What is being asked
Copy every record word for word.

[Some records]
────────────────────────────────────────
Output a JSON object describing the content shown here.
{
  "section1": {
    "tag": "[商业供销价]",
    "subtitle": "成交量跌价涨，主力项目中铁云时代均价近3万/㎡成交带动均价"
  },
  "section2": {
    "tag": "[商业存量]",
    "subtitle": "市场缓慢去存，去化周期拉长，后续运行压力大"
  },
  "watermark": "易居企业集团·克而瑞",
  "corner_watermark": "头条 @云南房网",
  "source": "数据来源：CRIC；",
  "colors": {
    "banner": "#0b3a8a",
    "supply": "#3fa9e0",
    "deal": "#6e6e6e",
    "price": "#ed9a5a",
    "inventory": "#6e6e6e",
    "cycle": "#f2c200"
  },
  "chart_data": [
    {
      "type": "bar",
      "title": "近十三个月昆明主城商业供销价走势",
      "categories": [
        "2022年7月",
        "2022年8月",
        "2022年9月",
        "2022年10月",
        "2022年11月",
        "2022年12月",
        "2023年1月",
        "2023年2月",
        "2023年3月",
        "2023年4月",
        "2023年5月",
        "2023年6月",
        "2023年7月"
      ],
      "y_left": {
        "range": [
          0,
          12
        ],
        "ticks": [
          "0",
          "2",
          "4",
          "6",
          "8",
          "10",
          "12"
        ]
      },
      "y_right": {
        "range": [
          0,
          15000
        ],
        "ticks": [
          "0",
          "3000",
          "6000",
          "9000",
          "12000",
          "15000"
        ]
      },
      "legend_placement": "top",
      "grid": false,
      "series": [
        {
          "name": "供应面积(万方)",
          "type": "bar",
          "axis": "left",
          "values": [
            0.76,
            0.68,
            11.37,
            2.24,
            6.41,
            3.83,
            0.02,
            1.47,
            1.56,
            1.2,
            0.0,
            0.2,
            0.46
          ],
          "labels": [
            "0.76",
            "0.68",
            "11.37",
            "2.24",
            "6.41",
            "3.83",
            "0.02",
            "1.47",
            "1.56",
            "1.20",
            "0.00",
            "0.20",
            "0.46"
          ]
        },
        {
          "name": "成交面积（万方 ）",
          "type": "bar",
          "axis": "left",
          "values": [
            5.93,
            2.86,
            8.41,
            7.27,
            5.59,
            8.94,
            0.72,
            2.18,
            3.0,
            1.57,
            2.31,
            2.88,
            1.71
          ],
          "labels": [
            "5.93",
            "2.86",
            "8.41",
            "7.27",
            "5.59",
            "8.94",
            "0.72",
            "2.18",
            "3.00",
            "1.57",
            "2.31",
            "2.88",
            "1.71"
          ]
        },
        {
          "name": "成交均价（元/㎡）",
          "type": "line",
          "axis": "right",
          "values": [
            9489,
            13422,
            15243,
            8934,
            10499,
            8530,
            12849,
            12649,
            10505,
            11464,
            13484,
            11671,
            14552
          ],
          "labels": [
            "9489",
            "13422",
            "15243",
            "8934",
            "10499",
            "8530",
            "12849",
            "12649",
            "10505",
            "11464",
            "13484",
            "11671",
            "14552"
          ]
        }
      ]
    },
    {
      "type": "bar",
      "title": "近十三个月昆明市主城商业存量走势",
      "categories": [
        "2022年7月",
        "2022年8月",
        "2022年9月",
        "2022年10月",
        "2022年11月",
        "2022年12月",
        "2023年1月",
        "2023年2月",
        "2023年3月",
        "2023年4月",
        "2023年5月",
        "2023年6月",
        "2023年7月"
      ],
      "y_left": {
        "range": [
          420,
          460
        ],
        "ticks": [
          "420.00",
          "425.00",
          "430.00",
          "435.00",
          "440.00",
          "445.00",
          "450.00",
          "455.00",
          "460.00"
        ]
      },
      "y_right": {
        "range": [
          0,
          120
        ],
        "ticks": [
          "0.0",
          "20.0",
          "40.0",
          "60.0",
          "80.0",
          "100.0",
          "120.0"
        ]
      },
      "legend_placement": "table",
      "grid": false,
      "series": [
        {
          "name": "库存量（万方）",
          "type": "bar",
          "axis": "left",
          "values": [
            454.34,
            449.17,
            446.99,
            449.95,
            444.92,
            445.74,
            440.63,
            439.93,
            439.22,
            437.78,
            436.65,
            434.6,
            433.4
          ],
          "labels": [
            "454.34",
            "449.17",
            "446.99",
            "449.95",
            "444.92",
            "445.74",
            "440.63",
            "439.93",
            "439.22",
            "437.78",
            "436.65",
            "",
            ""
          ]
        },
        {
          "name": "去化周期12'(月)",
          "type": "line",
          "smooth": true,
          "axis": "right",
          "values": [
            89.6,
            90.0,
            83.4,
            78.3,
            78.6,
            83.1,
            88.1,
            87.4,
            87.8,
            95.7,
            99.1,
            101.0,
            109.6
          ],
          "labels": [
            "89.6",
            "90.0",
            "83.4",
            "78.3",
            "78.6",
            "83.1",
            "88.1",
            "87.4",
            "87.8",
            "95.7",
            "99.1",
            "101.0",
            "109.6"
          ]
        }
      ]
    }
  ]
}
────────────────────────────────────────
Response below
Output a JSON object describing the content shown here.
{
  "section1": {
    "tag": "[商业供销价]",
    "subtitle": "成交量跌价涨，主力项目中铁云时代均价近3万/㎡成交带动均价"
  },
  "section2": {
    "tag": "[商业存量]",
    "subtitle": "市场缓慢去存，去化周期拉长，后续运行压力大"
  },
  "watermark": "易居企业集团·克而瑞",
  "corner_watermark": "头条 @云南房网",
  "source": "数据来源：CRIC；",
  "colors": {
    "banner": "#0b3a8a",
    "supply": "#3fa9e0",
    "deal": "#6e6e6e",
    "price": "#ed9a5a",
    "inventory": "#6e6e6e",
    "cycle": "#f2c200"
  },
  "chart_data": [
    {
      "type": "bar",
      "title": "近十三个月昆明主城商业供销价走势",
      "categories": [
        "2022年7月",
        "2022年8月",
        "2022年9月",
        "2022年10月",
        "2022年11月",
        "2022年12月",
        "2023年1月",
        "2023年2月",
        "2023年3月",
        "2023年4月",
        "2023年5月",
        "2023年6月",
        "2023年7月"
      ],
      "y_left": {
        "range": [
          0,
          12
        ],
        "ticks": [
          "0",
          "2",
          "4",
          "6",
          "8",
          "10",
          "12"
        ]
      },
      "y_right": {
        "range": [
          0,
          15000
        ],
        "ticks": [
          "0",
          "3000",
          "6000",
          "9000",
          "12000",
          "15000"
        ]
      },
      "legend_placement": "top",
      "grid": false,
      "series": [
        {
          "name": "供应面积(万方)",
          "type": "bar",
          "axis": "left",
          "values": [
            0.76,
            0.68,
            11.37,
            2.24,
            6.41,
            3.83,
            0.02,
            1.47,
            1.56,
            1.2,
            0.0,
            0.2,
            0.46
          ],
          "labels": [
            "0.76",
            "0.68",
            "11.37",
            "2.24",
            "6.41",
            "3.83",
            "0.02",
            "1.47",
            "1.56",
            "1.20",
            "0.00",
            "0.20",
            "0.46"
          ]
        },
        {
          "name": "成交面积（万方 ）",
          "type": "bar",
          "axis": "left",
          "values": [
            5.93,
            2.86,
            8.41,
            7.27,
            5.59,
            8.94,
            0.72,
            2.18,
            3.0,
            1.57,
            2.31,
            2.88,
            1.71
          ],
          "labels": [
            "5.93",
            "2.86",
            "8.41",
            "7.27",
            "5.59",
            "8.94",
            "0.72",
            "2.18",
            "3.00",
            "1.57",
            "2.31",
            "2.88",
            "1.71"
          ]
        },
        {
          "name": "成交均价（元/㎡）",
          "type": "line",
          "axis": "right",
          "values": [
            9489,
            13422,
            15243,
            8934,
            10499,
            8530,
            12849,
            12649,
            10505,
            11464,
            13484,
            11671,
            14552
          ],
          "labels": [
            "9489",
            "13422",
            "15243",
            "8934",
            "10499",
            "8530",
            "12849",
            "12649",
            "10505",
            "11464",
            "13484",
            "11671",
            "14552"
          ]
        }
      ]
    },
    {
      "type": "bar",
      "title": "近十三个月昆明市主城商业存量走势",
      "categories": [
        "2022年7月",
        "2022年8月",
        "2022年9月",
        "2022年10月",
        "2022年11月",
        "2022年12月",
        "2023年1月",
        "2023年2月",
        "2023年3月",
        "2023年4月",
        "2023年5月",
        "2023年6月",
        "2023年7月"
      ],
      "y_left": {
        "range": [
          420,
          460
        ],
        "ticks": [
          "420.00",
          "425.00",
          "430.00",
          "435.00",
          "440.00",
          "445.00",
          "450.00",
          "455.00",
          "460.00"
        ]
      },
      "y_right": {
        "range": [
          0,
          120
        ],
        "ticks": [
          "0.0",
          "20.0",
          "40.0",
          "60.0",
          "80.0",
          "100.0",
          "120.0"
        ]
      },
      "legend_placement": "table",
      "grid": false,
      "series": [
        {
          "name": "库存量（万方）",
          "type": "bar",
          "axis": "left",
          "values": [
            454.34,
            449.17,
            446.99,
            449.95,
            444.92,
            445.74,
            440.63,
            439.93,
            439.22,
            437.78,
            436.65,
            434.6,
            433.4
          ],
          "labels": [
            "454.34",
            "449.17",
            "446.99",
            "449.95",
            "444.92",
            "445.74",
            "440.63",
            "439.93",
            "439.22",
            "437.78",
            "436.65",
            "",
            ""
          ]
        },
        {
          "name": "去化周期12'(月)",
          "type": "line",
          "smooth": true,
          "axis": "right",
          "values": [
            89.6,
            90.0,
            83.4,
            78.3,
            78.6,
            83.1,
            88.1,
            87.4,
            87.8,
            95.7,
            99.1,
            101.0,
            109.6
          ],
          "labels": [
            "89.6",
            "90.0",
            "83.4",
            "78.3",
            "78.6",
            "83.1",
            "88.1",
            "87.4",
            "87.8",
            "95.7",
            "99.1",
            "101.0",
            "109.6"
          ]
        }
      ]
    }
  ]
}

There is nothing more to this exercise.